### Metin Parçası
Çarşamba, Şubat 09, 2011

HALK İNANÇLARI

Kapgan
Bingöl’de yaşamakta olan gece tırnak kesilmeyeceği eşiğe oturulmayacağı, çocuğun üzerinden atlanılmayacağı, bir defa atlanılmış ise tekrar bir defa daha atlanması gerektiği aksi halde çocuğun boyunun kısa kalacağı inancı Türk kültür coğrafyasında birlikte yaşanılan halklarda ortak olan inançlardandır. Keza büğü Bingöl’de uygulanan bütün tür ve alanları ile kültür coğrafyamızın sair kesimlerin de aynen görülmektedir. İp bağlamak, saç kılından yararlanmak, büğülü elma türü bir şeyler yedirmek ayetleri ters okumak, damadı gerdek gecesi bağlamak gibi uygulamalar da ortak kültürün Bingöl’deki tezahürleridirler. Keza fal ile ilgili inanç ve uygulamalar da tamamen müşterektir. Büyünün ortadan kaldırılmaları yöntemleri de hayvan kafası, efsun, nefes, muska gibi uygulana gelen inançlardır. Ziyaretlerle ilgili inançlarda da kültür coğrafyasının sair kesimleri itibariyle bir fark yoktur Bingöl’de de çaput bağlama ve taş yapıştırma uygulamaları vardır.

### Verilen Bilgiler
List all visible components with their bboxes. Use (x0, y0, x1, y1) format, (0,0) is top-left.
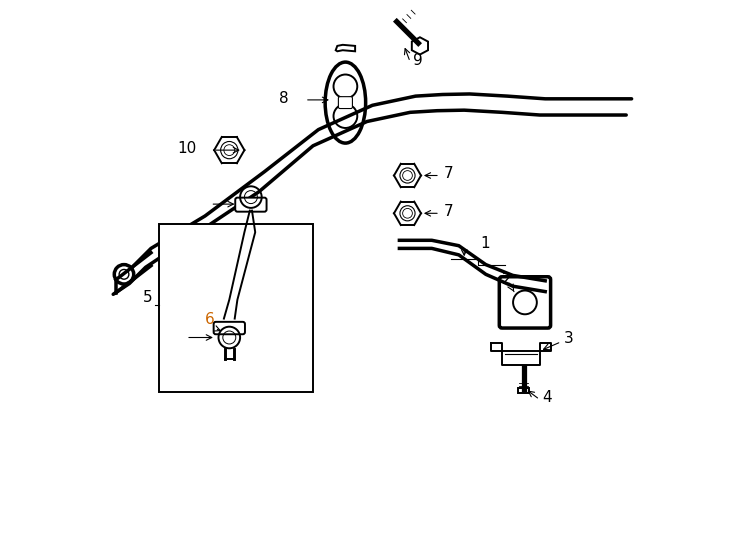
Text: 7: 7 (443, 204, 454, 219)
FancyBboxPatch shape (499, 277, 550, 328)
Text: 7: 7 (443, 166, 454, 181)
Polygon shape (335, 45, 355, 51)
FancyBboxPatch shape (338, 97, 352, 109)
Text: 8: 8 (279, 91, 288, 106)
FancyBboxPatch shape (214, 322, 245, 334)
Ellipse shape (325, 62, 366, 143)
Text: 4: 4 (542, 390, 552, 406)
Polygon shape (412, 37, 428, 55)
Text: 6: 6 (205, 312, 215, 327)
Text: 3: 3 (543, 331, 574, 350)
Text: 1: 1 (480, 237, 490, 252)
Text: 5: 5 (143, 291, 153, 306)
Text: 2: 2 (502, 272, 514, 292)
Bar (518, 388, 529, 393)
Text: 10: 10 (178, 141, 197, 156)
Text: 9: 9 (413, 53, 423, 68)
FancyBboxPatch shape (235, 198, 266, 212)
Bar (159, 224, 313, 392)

==

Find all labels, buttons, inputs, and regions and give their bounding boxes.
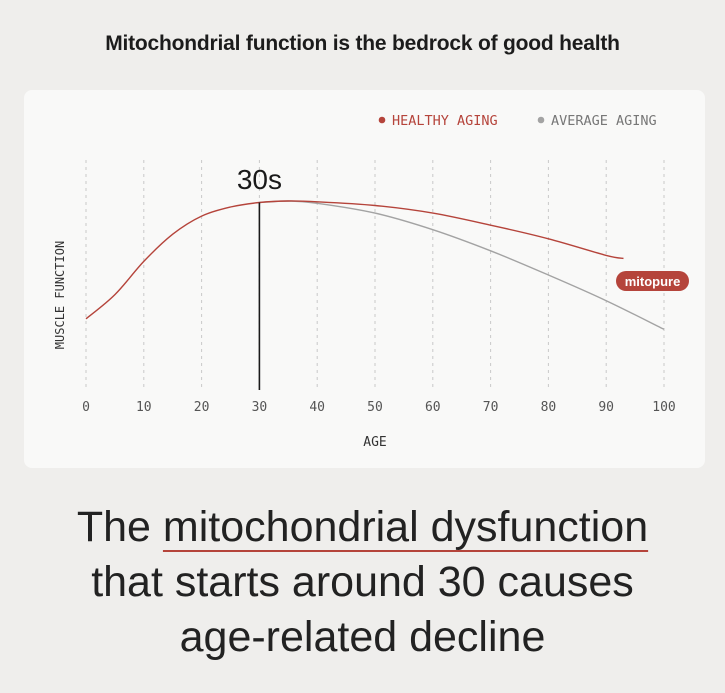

### Yazılı Görevler
- A) Halk inançları metnine göre aşağıdaki soruları lütfen yanıtlayın:
(i) Çocuğun üzerinden bir defa atlanılmışsa ne yapılması gerekir?
(ii) Büyünün ortadan kaldırılması için hangi yöntemler sayılıyor?
(iii) Bingöl'de ziyaretlerle ilgili hangi uygulamalar vardır?
- B) Halk inançları metnini son cümlesinden sonra sürdürün.

### Yanıtlar
- A)
(i) Üzerinden bir defa daha atlanması gerekir; aksi halde çocuğun boyu kısa kalır.
(ii) Hayvan kafası, efsun, nefes ve muska.
(iii) Çaput bağlama ve taş yapıştırma.

- B)
Bingöl halk inançlarına göre camide yıkanan ölünün ruhu camide kalır, cami boş iken içinde kötü ruhlar barınamaz. Yeminlerin büyük bir kısmı cami üzerine yapılır. Camiye kötü niyetle girenin sonu kötü olur. Bu tespitlerden cami üzerine yemin edilmesi bizim için yenidir. Cinlerle ilgili Bingöl’deki inançlara göre cinlerin de iyisi kötüsü, bilgilisi cahili, inançlısı- inançsızının olduğu inancı vardır. Cinler dere ağızlarında, çatı altlarında, dar yerlerde, kuşburnu bitkisinin olduğu yerlerde, mezarlıklarda, harabe olmuş yapılarda hayvanları bulundukları boş arazilerde bulunurlar Cin çarpmaları ilkbaharda daha çok rastlanılmaktadır. İlkbaharda taze çayırın üzerine oturanı cin çarpacağı inancı vardır. Cinler çarptıkları insanların çarpan cinin ismini söylemesini istemezler, hortum biçimindeki toz bulutunun cin düğünü olduğuna inanılır, cinlerin çarpmasından hamile ve yeni doğum yapmış kadınların korunması için yanlarında demir parçası bulundurulur. Gelinin cehizini cinlerden korumak için gelin bohçasına demir parçası konulur. Cinin çarptığı yerlerden birisi de kapı eşikleridir., eşikte oturanı da çarparlar. ( )

Bu tespitler daha ziyade bu konuda bilinenleri zenginleştirme özelliklidirler,. Taze çayırda oturanları cinin çarpması, gelin bohçasından gelinin cehiz çalması, cin çarpmalarının ilkbaharda daha yoğun olması, hortumun cin düğünü olması, bizim için yeni tespitlerdir. Biz cinleri insanlar gibi çalgılı düğünler yaptıklarını, bunun için belirli alanları ve geceyi seçmiş olmaları çok kimsenin bu düğünlere katılıp çok sonra ters bacaklarıyla cinleri görünce korku ile kaçıştıklarını veya bir vesile besmele getirince cinlerin kayıp oldukları tesbit etmiştik.( )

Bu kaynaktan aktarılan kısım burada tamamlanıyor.